◆ **WORK TO COMPLETE**
All of the lines below are to be transcribed faithfully, with pictures excluded from the copy.
▼
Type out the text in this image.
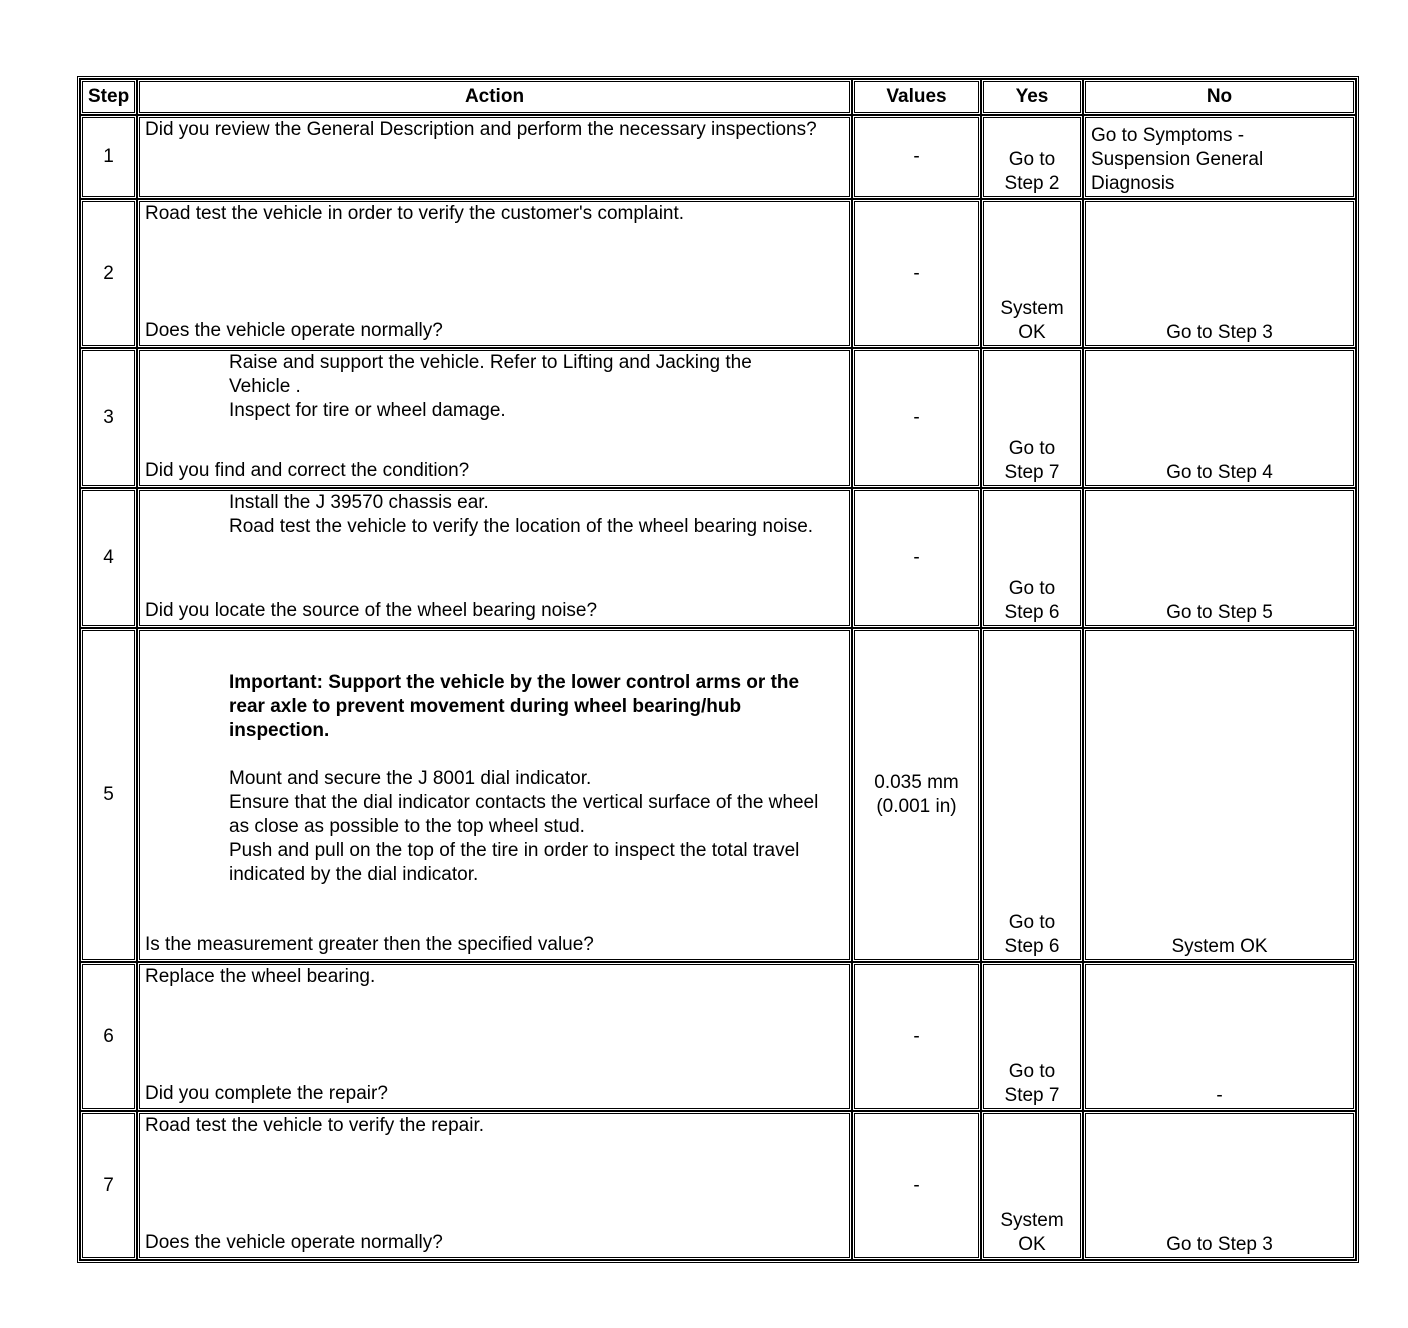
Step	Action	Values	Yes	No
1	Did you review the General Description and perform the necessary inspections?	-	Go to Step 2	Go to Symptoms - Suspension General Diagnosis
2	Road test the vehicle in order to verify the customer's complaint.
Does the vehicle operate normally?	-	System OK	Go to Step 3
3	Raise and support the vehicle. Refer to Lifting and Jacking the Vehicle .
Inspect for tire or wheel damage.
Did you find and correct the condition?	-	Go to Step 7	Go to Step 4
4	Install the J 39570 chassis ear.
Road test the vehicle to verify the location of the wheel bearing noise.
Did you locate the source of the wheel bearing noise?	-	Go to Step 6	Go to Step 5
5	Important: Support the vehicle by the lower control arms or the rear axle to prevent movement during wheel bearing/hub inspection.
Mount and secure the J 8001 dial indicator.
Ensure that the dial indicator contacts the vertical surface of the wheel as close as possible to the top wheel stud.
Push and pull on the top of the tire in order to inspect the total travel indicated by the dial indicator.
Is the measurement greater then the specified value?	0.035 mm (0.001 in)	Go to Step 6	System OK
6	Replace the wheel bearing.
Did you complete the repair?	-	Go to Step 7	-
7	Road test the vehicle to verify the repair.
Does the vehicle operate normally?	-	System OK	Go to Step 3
▲
◆ **TASK OUTPUT**
Type out the text in this image.
Step	Action	Values	Yes	No
1	Did you review the General Description and perform the necessary inspections?	-	Go to Step 2	Go to Symptoms - Suspension General Diagnosis
2	Road test the vehicle in order to verify the customer's complaint.
Does the vehicle operate normally?	-	System OK	Go to Step 3
3	Raise and support the vehicle. Refer to Lifting and Jacking the Vehicle .
Inspect for tire or wheel damage.
Did you find and correct the condition?	-	Go to Step 7	Go to Step 4
4	Install the J 39570 chassis ear.
Road test the vehicle to verify the location of the wheel bearing noise.
Did you locate the source of the wheel bearing noise?	-	Go to Step 6	Go to Step 5
5	Important: Support the vehicle by the lower control arms or the rear axle to prevent movement during wheel bearing/hub inspection.
Mount and secure the J 8001 dial indicator.
Ensure that the dial indicator contacts the vertical surface of the wheel as close as possible to the top wheel stud.
Push and pull on the top of the tire in order to inspect the total travel indicated by the dial indicator.
Is the measurement greater then the specified value?	0.035 mm (0.001 in)	Go to Step 6	System OK
6	Replace the wheel bearing.
Did you complete the repair?	-	Go to Step 7	-
7	Road test the vehicle to verify the repair.
Does the vehicle operate normally?	-	System OK	Go to Step 3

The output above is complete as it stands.